> [Short problem] Set each record down exactly, excluding all images.

------ Material for this task ------

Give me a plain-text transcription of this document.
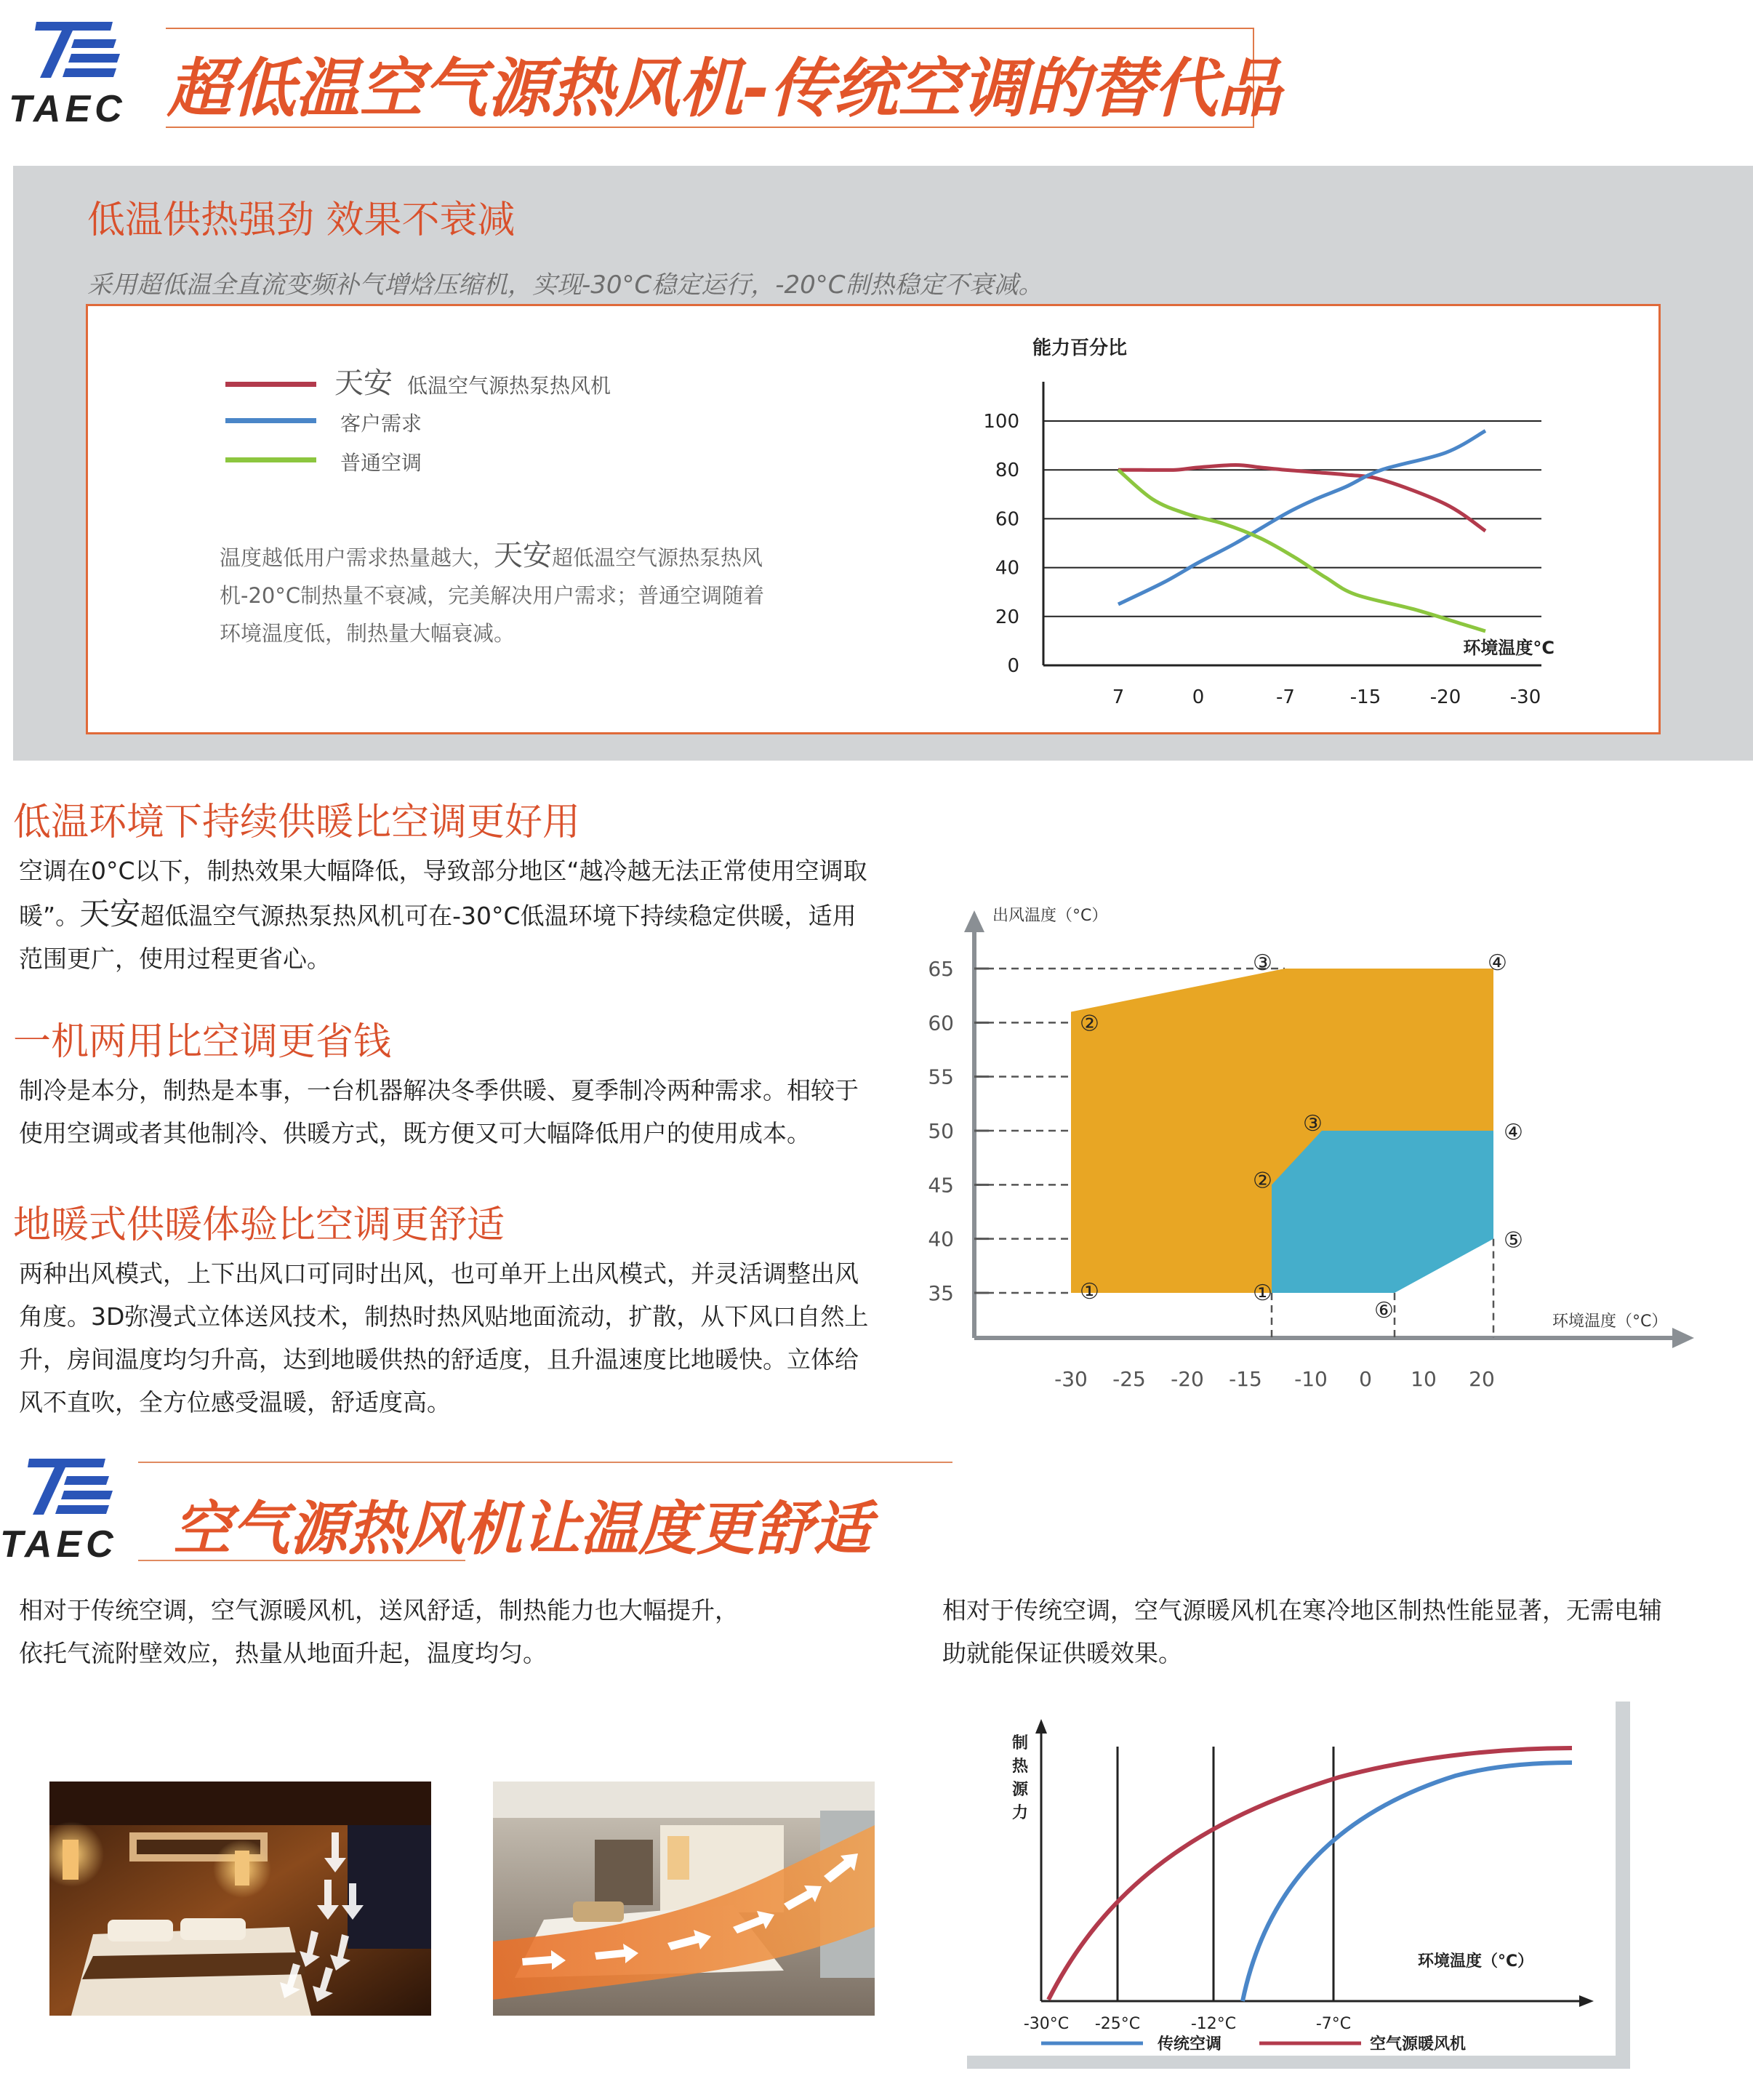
TAEC 超低温空气源热风机-传统空调的替代品
低温供热强劲 效果不衰减
采用超低温全直流变频补气增焓压缩机，实现-30°C稳定运行，-20°C制热稳定不衰减。
天安 低温空气源热泵热风机
客户需求
普通空调
温度越低用户需求热量越大，天安超低温空气源热泵热风
机-20°C制热量不衰减，完美解决用户需求；普通空调随着
环境温度低，制热量大幅衰减。
能力百分比
100
80
60
40
20
0
7	0	-7	-15	-20	-30
环境温度°C
低温环境下持续供暖比空调更好用
空调在0°C以下，制热效果大幅降低，导致部分地区“越冷越无法正常使用空调取
暖”。天安超低温空气源热泵热风机可在-30°C低温环境下持续稳定供暖，适用
范围更广，使用过程更省心。
一机两用比空调更省钱
制冷是本分，制热是本事，一台机器解决冬季供暖、夏季制冷两种需求。相较于
使用空调或者其他制冷、供暖方式，既方便又可大幅降低用户的使用成本。
地暖式供暖体验比空调更舒适
两种出风模式，上下出风口可同时出风，也可单开上出风模式，并灵活调整出风
角度。3D弥漫式立体送风技术，制热时热风贴地面流动，扩散，从下风口自然上
升，房间温度均匀升高，达到地暖供热的舒适度，且升温速度比地暖快。立体给
风不直吹，全方位感受温暖，舒适度高。
出风温度（°C）
环境温度（°C）
65
60
55
50
45
40
35
-30 -25 -20 -15 -10 0 10 20
①
②
③	④
④
①
②
③
⑤
⑥
TAEC 空气源热风机让温度更舒适
相对于传统空调，空气源暖风机，送风舒适，制热能力也大幅提升，
依托气流附壁效应，热量从地面升起，温度均匀。
相对于传统空调，空气源暖风机在寒冷地区制热性能显著，无需电辅
助就能保证供暖效果。
制
热
源
力
环境温度（°C）
-30°C -25°C	-12°C	-7°C
传统空调	空气源暖风机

------

> [Answer for this exercise]
Give me a plain-text transcription of this document.
TAEC 超低温空气源热风机-传统空调的替代品
低温供热强劲 效果不衰减
采用超低温全直流变频补气增焓压缩机，实现-30°C稳定运行，-20°C制热稳定不衰减。
天安 低温空气源热泵热风机
客户需求
普通空调
温度越低用户需求热量越大，天安超低温空气源热泵热风
机-20°C制热量不衰减，完美解决用户需求；普通空调随着
环境温度低，制热量大幅衰减。
能力百分比
100
80
60
40
20
0
7	0	-7	-15	-20	-30
环境温度°C
低温环境下持续供暖比空调更好用
空调在0°C以下，制热效果大幅降低，导致部分地区“越冷越无法正常使用空调取
暖”。天安超低温空气源热泵热风机可在-30°C低温环境下持续稳定供暖，适用
范围更广，使用过程更省心。
一机两用比空调更省钱
制冷是本分，制热是本事，一台机器解决冬季供暖、夏季制冷两种需求。相较于
使用空调或者其他制冷、供暖方式，既方便又可大幅降低用户的使用成本。
地暖式供暖体验比空调更舒适
两种出风模式，上下出风口可同时出风，也可单开上出风模式，并灵活调整出风
角度。3D弥漫式立体送风技术，制热时热风贴地面流动，扩散，从下风口自然上
升，房间温度均匀升高，达到地暖供热的舒适度，且升温速度比地暖快。立体给
风不直吹，全方位感受温暖，舒适度高。
出风温度（°C）
环境温度（°C）
65
60
55
50
45
40
35
-30 -25 -20 -15 -10 0 10 20
①
②
③	④
④
①
②
③
⑤
⑥
TAEC 空气源热风机让温度更舒适
相对于传统空调，空气源暖风机，送风舒适，制热能力也大幅提升，
依托气流附壁效应，热量从地面升起，温度均匀。
相对于传统空调，空气源暖风机在寒冷地区制热性能显著，无需电辅
助就能保证供暖效果。
制
热
源
力
环境温度（°C）
-30°C -25°C	-12°C	-7°C
传统空调	空气源暖风机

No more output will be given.